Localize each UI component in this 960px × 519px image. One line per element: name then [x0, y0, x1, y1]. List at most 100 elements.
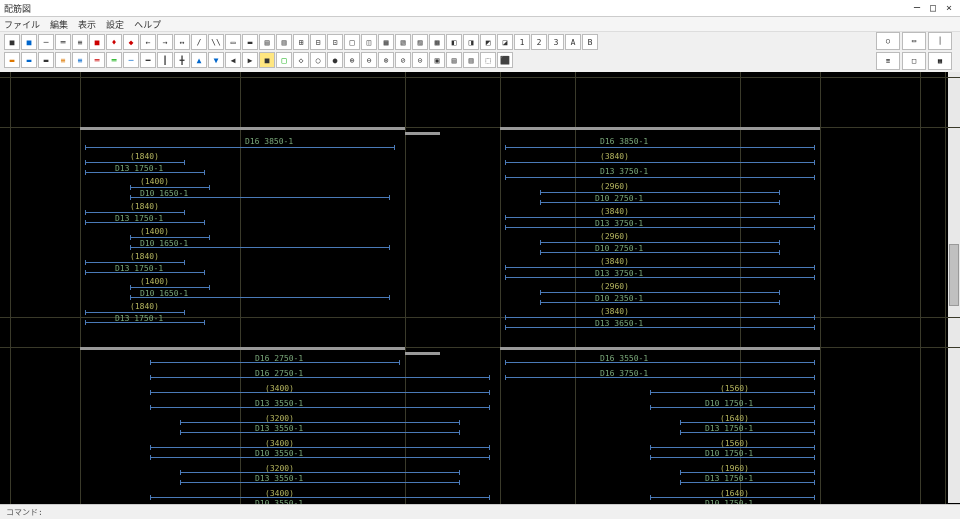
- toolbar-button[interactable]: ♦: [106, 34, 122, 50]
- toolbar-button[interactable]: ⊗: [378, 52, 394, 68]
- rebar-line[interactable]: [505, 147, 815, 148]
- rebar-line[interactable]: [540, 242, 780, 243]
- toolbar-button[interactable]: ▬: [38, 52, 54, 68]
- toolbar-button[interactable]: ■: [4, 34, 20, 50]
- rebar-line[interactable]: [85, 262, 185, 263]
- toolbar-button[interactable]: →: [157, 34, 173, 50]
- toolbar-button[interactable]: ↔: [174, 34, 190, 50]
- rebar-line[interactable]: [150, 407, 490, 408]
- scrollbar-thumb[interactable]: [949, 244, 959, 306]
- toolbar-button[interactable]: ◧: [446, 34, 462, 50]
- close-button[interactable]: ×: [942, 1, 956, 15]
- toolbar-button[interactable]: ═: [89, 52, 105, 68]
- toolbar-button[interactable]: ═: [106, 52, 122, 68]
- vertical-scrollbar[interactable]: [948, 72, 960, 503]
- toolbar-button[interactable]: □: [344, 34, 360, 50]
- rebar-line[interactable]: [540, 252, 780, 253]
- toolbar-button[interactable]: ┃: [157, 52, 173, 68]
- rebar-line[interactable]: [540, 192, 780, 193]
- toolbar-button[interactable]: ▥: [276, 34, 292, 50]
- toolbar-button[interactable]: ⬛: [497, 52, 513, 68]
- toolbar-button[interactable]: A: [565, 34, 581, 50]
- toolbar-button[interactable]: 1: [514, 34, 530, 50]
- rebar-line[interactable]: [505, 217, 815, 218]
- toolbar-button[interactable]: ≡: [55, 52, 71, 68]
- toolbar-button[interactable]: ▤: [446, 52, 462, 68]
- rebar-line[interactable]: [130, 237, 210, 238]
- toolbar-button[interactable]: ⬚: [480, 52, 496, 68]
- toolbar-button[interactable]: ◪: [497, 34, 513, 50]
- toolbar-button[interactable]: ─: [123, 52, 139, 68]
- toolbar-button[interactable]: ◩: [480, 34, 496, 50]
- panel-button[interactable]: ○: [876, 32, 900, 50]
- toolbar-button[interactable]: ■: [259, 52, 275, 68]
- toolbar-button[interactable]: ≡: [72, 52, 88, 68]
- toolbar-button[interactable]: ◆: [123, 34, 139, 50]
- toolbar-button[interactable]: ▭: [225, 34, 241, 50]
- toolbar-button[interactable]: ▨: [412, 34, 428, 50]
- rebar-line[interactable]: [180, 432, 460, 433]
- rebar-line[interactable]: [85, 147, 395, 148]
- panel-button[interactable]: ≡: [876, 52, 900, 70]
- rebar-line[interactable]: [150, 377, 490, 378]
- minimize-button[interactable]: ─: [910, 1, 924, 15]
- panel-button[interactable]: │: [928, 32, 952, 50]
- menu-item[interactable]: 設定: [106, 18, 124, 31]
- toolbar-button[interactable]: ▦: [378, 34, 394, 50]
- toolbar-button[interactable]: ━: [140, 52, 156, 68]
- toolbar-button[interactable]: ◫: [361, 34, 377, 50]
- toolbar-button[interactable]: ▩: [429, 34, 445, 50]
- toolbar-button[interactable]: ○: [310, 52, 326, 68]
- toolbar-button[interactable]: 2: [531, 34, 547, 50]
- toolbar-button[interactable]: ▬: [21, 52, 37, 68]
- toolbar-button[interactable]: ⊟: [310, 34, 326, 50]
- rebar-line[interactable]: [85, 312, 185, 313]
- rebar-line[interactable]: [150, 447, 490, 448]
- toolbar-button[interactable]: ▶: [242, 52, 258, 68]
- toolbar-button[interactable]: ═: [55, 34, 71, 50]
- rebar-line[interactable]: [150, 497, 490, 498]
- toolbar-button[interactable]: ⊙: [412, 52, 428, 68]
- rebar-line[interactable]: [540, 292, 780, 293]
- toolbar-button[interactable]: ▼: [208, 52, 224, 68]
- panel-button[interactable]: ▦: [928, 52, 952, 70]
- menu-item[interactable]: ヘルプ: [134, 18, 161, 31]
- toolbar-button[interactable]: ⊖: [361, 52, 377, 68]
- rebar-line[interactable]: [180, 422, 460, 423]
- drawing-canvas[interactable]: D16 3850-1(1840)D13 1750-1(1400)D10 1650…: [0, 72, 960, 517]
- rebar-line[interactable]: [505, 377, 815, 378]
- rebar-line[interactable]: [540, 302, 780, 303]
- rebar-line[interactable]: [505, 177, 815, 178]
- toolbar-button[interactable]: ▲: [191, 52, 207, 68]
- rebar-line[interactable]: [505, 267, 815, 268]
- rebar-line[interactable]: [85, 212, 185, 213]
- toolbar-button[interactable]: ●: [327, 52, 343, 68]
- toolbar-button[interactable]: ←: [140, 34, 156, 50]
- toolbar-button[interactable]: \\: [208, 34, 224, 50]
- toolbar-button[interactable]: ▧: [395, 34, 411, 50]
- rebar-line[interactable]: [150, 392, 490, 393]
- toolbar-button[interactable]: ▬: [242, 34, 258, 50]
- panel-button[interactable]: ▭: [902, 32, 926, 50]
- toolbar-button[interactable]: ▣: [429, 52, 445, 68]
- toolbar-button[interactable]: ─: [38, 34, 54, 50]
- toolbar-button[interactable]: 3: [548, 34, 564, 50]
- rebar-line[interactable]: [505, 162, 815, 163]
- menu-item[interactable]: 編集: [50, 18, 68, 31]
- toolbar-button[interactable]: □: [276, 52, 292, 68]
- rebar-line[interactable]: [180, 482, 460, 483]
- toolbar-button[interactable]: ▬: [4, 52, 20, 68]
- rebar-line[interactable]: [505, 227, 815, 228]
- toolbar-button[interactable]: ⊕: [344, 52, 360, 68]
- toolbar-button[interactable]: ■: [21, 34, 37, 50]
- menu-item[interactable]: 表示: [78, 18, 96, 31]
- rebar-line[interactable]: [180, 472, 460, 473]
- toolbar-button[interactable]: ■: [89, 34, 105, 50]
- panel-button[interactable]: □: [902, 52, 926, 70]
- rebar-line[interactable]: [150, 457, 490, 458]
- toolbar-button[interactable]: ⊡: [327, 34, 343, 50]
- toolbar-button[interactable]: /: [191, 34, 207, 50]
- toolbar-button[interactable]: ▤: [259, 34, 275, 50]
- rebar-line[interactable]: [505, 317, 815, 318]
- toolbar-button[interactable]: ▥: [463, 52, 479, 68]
*****
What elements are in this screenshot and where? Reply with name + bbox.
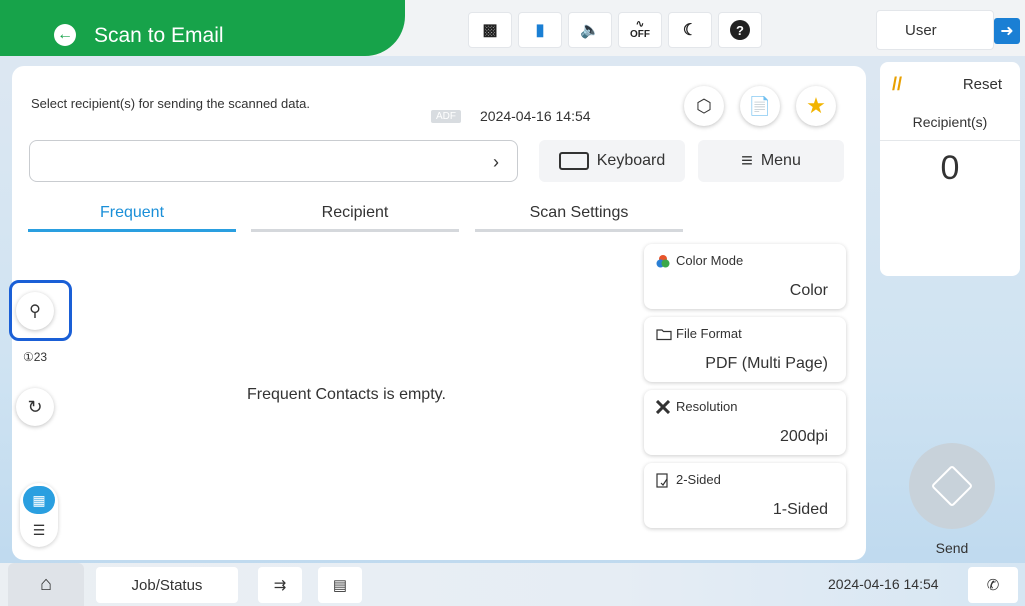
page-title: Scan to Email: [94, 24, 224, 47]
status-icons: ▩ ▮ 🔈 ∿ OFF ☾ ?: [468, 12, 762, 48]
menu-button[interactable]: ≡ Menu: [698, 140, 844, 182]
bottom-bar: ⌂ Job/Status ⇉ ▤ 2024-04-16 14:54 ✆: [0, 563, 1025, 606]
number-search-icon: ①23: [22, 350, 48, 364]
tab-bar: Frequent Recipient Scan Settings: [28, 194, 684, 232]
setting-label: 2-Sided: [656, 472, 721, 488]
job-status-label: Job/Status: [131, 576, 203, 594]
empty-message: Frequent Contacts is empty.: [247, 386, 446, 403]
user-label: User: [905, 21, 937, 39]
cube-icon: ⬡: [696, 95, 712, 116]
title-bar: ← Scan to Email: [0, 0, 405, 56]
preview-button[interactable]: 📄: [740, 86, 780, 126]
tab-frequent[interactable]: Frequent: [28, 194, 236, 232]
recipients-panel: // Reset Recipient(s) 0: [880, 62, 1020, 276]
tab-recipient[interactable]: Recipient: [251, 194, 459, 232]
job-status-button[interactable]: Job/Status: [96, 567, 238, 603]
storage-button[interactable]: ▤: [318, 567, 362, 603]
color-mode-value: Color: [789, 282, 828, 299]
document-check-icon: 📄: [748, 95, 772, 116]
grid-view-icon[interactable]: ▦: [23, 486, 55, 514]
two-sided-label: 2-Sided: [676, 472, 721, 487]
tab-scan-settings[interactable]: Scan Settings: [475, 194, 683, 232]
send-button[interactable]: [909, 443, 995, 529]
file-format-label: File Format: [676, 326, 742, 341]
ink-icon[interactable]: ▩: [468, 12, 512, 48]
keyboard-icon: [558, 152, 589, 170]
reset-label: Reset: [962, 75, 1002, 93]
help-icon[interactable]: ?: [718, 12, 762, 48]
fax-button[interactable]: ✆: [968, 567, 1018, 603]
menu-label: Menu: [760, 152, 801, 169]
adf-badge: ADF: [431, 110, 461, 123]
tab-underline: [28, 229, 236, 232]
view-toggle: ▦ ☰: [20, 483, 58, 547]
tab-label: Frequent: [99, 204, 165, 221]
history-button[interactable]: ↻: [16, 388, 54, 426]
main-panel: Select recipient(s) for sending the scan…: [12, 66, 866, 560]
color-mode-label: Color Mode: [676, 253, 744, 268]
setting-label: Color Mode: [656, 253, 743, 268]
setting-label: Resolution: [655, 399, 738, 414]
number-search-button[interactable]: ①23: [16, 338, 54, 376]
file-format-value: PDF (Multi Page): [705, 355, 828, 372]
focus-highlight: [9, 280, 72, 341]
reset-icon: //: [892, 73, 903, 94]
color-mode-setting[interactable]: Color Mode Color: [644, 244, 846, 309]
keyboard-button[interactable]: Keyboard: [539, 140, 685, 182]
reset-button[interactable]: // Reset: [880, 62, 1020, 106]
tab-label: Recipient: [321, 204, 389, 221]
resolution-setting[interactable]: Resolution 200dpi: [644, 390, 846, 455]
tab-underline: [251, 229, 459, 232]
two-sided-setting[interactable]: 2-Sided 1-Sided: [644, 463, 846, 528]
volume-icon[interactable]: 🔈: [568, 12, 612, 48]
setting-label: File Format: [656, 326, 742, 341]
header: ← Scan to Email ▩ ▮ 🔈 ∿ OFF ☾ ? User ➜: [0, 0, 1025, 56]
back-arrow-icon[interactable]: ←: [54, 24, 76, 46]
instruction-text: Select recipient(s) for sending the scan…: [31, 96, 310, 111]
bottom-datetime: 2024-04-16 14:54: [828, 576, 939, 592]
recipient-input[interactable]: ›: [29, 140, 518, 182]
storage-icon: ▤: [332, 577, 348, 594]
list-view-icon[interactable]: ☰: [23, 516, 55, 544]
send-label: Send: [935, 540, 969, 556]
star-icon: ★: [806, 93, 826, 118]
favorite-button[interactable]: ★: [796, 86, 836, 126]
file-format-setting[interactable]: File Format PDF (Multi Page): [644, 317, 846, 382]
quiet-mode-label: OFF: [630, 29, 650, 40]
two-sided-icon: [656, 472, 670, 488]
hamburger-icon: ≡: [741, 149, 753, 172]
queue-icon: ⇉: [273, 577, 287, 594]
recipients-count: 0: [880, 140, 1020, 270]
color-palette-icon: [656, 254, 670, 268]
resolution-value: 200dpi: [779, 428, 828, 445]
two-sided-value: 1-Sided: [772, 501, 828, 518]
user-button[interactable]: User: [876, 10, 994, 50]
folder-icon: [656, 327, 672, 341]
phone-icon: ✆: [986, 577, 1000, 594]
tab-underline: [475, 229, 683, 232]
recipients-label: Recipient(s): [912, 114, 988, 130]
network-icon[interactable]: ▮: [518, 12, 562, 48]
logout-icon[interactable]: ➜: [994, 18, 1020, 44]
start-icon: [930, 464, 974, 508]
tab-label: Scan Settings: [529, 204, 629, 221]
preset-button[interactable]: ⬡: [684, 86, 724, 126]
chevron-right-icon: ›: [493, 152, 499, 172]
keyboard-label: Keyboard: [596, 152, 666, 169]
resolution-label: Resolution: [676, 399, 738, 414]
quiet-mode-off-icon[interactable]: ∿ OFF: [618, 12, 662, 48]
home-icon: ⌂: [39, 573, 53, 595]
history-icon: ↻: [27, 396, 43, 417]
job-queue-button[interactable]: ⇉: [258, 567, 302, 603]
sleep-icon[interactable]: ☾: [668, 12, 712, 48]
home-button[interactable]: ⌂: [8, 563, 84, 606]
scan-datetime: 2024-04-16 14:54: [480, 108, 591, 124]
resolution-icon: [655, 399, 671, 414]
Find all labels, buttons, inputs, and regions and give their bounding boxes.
*****
- TO DO:
Please revise the records between the lines holding "- toolbar-button[interactable]: ♦: [106, 34, 122, 50]" and "- minimize-button[interactable]: ─: [910, 1, 924, 15]", inclusive, changing "rebar-line" to "separator-line" and leaving everything else as it is. Return only those lines.

- FINAL RESULT:
- toolbar-button[interactable]: ♦: [106, 34, 122, 50]
- toolbar-button[interactable]: ⊗: [378, 52, 394, 68]
- separator-line[interactable]: [505, 147, 815, 148]
- separator-line[interactable]: [540, 242, 780, 243]
- toolbar-button[interactable]: ▬: [38, 52, 54, 68]
- toolbar-button[interactable]: ■: [4, 34, 20, 50]
- separator-line[interactable]: [85, 262, 185, 263]
- toolbar-button[interactable]: →: [157, 34, 173, 50]
- toolbar-button[interactable]: ↔: [174, 34, 190, 50]
- separator-line[interactable]: [150, 407, 490, 408]
- scrollbar-thumb[interactable]: [949, 244, 959, 306]
- toolbar-button[interactable]: ◧: [446, 34, 462, 50]
- close-button[interactable]: ×: [942, 1, 956, 15]
- toolbar-button[interactable]: ═: [89, 52, 105, 68]
- toolbar-button[interactable]: ═: [106, 52, 122, 68]
- vertical-scrollbar[interactable]: [948, 72, 960, 503]
- toolbar-button[interactable]: □: [344, 34, 360, 50]
- separator-line[interactable]: [540, 252, 780, 253]
- toolbar-button[interactable]: ┃: [157, 52, 173, 68]
- separator-line[interactable]: [540, 192, 780, 193]
- toolbar-button[interactable]: ▥: [276, 34, 292, 50]
- toolbar-button[interactable]: ⬛: [497, 52, 513, 68]
- toolbar-button[interactable]: A: [565, 34, 581, 50]
- toolbar-button[interactable]: 1: [514, 34, 530, 50]
- separator-line[interactable]: [505, 217, 815, 218]
- toolbar-button[interactable]: ≡: [55, 52, 71, 68]
- toolbar-button[interactable]: ▤: [446, 52, 462, 68]
- separator-line[interactable]: [130, 237, 210, 238]
- toolbar-button[interactable]: ⬚: [480, 52, 496, 68]
- toolbar-button[interactable]: ◪: [497, 34, 513, 50]
- toolbar-button[interactable]: ─: [123, 52, 139, 68]
- toolbar-button[interactable]: ◩: [480, 34, 496, 50]
- panel-button[interactable]: ○: [876, 32, 900, 50]
- toolbar-button[interactable]: ■: [259, 52, 275, 68]
- toolbar-button[interactable]: ≡: [72, 52, 88, 68]
- toolbar-button[interactable]: ◆: [123, 34, 139, 50]
- toolbar-button[interactable]: ▭: [225, 34, 241, 50]
- toolbar-button[interactable]: ▨: [412, 34, 428, 50]
- separator-line[interactable]: [180, 432, 460, 433]
- separator-line[interactable]: [85, 147, 395, 148]
- panel-button[interactable]: ≡: [876, 52, 900, 70]
- separator-line[interactable]: [150, 377, 490, 378]
- minimize-button[interactable]: ─: [910, 1, 924, 15]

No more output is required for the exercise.